* Exercise objective: Set down each entry from the block beneath, exactly as written.

* Data supplied:

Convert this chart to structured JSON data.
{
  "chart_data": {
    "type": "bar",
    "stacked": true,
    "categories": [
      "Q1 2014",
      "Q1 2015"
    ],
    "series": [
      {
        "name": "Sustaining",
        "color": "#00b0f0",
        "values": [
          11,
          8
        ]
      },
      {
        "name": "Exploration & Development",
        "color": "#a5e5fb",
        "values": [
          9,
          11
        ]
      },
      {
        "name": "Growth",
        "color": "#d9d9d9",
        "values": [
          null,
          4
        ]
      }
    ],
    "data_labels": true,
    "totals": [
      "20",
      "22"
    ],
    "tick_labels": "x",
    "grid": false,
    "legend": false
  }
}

* Correct response:
Convert this chart to structured JSON data.
{
  "chart_data": {
    "type": "bar",
    "stacked": true,
    "categories": [
      "Q1 2014",
      "Q1 2015"
    ],
    "series": [
      {
        "name": "Sustaining",
        "color": "#00b0f0",
        "values": [
          11,
          8
        ]
      },
      {
        "name": "Exploration & Development",
        "color": "#a5e5fb",
        "values": [
          9,
          11
        ]
      },
      {
        "name": "Growth",
        "color": "#d9d9d9",
        "values": [
          null,
          4
        ]
      }
    ],
    "data_labels": true,
    "totals": [
      "20",
      "22"
    ],
    "tick_labels": "x",
    "grid": false,
    "legend": false
  }
}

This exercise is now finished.